Extracts from a graphics dataset
=======

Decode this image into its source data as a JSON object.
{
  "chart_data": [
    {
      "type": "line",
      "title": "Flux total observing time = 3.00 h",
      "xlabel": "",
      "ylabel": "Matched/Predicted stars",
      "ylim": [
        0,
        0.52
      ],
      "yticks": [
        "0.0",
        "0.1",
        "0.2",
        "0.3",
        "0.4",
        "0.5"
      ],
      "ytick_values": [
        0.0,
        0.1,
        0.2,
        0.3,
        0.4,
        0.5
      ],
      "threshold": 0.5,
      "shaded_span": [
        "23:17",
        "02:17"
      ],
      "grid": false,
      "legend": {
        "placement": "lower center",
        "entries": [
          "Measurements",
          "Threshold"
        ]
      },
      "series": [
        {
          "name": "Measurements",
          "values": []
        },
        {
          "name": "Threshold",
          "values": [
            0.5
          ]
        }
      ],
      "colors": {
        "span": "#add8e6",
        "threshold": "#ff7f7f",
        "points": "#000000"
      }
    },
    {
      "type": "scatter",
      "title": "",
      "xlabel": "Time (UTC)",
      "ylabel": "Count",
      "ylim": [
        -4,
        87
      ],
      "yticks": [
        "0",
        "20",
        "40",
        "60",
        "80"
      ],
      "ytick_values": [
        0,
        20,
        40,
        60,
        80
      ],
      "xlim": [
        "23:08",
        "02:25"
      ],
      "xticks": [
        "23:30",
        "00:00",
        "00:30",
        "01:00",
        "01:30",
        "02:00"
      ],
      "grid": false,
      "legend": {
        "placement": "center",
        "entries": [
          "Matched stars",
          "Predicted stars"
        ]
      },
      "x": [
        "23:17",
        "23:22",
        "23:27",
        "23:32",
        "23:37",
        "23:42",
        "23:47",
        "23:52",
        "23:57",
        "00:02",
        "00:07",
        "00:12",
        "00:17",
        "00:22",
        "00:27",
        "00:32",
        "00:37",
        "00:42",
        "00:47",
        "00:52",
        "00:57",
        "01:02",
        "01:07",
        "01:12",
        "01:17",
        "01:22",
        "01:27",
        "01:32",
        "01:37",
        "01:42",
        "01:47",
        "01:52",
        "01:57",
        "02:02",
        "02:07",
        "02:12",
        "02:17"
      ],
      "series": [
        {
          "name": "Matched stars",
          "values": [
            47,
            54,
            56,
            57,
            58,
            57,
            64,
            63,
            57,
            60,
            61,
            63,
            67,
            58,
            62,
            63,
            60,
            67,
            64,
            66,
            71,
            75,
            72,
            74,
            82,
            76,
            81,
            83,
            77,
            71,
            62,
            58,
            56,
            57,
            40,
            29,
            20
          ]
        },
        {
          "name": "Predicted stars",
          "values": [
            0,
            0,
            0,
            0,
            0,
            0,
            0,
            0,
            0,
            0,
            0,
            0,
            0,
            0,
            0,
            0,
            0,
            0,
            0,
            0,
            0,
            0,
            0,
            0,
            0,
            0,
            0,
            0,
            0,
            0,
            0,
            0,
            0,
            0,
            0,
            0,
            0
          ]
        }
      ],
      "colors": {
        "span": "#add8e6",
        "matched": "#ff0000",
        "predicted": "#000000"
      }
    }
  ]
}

=======

◆ **OBJECTIVE**
Return only the number of lines in the data above that include the word "stars".

◆ **SOLUTION FOR THIS TASK**
5